**REQUIRED WORK:** Each line containing the word "eller" must be reported.

(Dataset listings of figures)
============

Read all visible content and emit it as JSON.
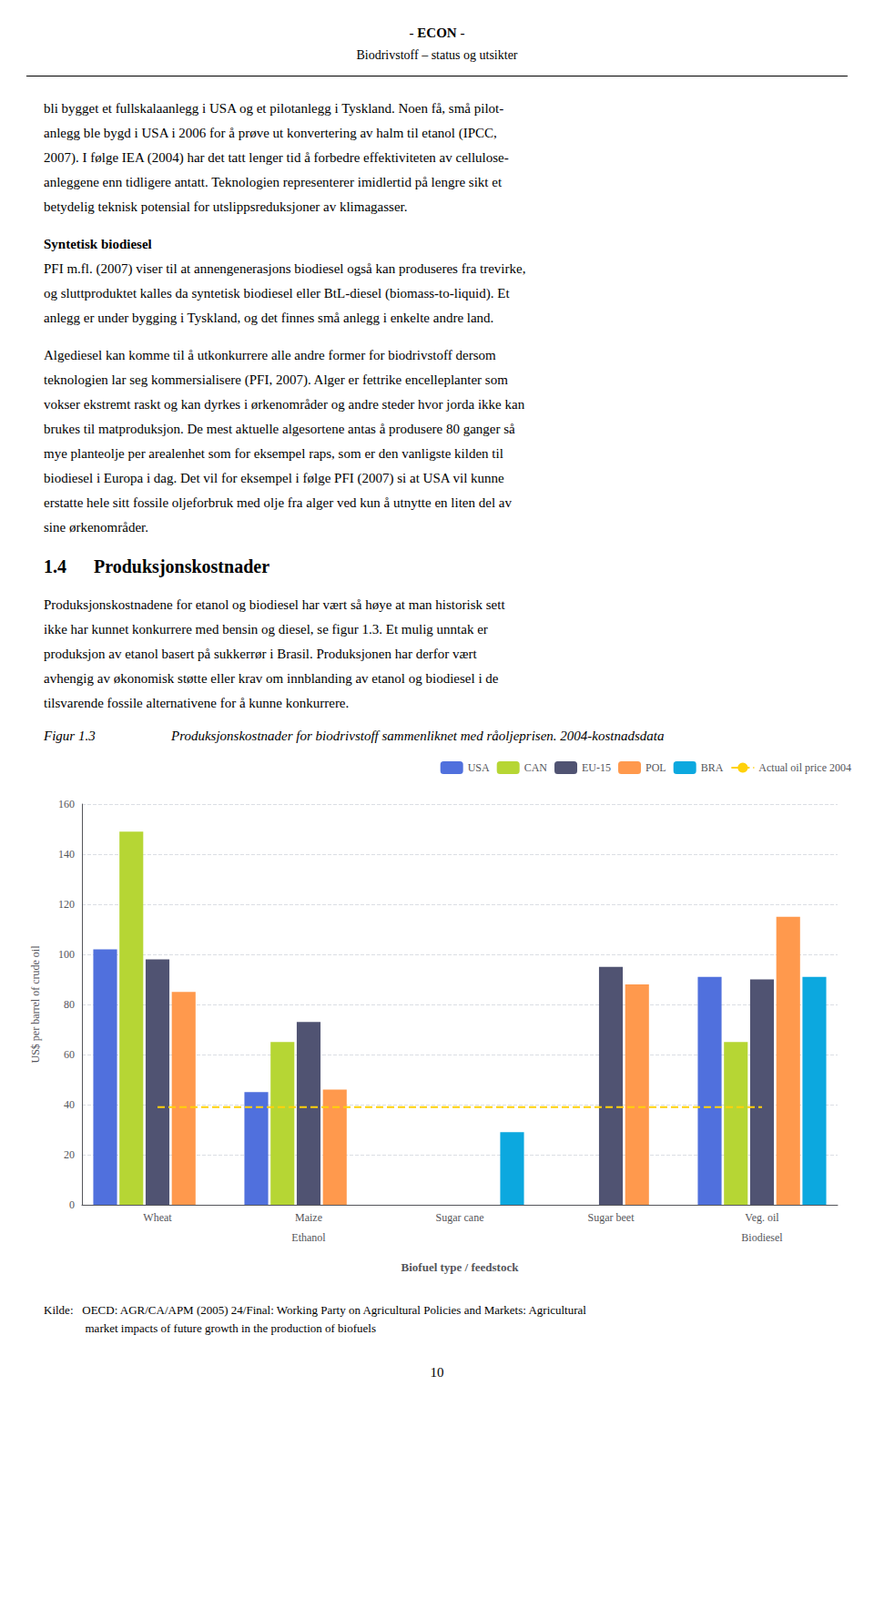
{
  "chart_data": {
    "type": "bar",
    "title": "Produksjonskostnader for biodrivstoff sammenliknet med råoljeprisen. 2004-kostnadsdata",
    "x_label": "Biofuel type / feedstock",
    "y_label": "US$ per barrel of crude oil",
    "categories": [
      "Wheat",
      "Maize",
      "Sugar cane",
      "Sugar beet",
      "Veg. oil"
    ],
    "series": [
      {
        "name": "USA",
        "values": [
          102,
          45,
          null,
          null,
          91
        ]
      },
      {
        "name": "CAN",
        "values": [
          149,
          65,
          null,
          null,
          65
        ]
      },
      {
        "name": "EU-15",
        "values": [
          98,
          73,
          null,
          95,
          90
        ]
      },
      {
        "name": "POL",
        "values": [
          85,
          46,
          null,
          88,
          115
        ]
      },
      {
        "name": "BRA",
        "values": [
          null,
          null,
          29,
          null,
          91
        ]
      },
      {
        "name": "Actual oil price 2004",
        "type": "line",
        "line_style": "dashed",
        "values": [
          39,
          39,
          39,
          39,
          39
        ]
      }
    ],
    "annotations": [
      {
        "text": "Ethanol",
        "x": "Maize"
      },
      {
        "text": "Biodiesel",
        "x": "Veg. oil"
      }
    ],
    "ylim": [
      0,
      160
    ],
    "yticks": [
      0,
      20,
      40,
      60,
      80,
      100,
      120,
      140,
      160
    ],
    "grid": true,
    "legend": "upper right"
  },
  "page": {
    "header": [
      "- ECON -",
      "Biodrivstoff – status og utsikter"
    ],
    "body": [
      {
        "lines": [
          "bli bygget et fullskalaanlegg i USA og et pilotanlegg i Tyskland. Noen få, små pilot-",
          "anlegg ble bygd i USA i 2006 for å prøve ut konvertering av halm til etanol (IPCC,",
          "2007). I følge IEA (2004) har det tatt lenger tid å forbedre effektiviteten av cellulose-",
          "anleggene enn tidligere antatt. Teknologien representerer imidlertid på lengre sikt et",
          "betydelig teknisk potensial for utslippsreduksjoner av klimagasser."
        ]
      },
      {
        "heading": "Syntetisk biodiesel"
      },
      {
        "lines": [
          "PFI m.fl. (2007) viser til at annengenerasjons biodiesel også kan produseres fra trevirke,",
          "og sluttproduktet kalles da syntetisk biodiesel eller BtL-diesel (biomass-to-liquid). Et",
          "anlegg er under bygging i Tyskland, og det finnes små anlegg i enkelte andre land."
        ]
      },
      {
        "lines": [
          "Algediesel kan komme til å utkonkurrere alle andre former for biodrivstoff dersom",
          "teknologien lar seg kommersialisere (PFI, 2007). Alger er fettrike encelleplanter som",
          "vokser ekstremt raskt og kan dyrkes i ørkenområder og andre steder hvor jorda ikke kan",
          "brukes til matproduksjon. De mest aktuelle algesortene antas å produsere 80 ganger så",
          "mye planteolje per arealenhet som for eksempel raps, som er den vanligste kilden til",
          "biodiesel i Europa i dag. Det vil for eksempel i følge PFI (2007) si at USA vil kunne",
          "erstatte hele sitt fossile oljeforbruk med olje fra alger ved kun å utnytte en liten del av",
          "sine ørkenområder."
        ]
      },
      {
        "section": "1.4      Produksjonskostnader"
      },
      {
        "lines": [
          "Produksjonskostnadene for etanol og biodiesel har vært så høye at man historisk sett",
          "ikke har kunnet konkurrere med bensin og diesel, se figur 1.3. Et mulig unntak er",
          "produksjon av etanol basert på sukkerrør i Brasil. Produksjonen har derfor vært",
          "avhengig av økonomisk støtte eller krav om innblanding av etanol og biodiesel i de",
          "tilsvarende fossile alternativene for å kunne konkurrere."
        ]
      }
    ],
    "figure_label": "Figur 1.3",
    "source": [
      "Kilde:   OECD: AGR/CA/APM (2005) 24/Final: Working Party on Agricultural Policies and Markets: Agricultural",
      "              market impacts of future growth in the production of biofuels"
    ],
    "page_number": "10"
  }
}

============

**RESULT OF THIS TASK:**
          "og sluttproduktet kalles da syntetisk biodiesel eller BtL-diesel (biomass-to-liquid). Et",
          "avhengig av økonomisk støtte eller krav om innblanding av etanol og biodiesel i de",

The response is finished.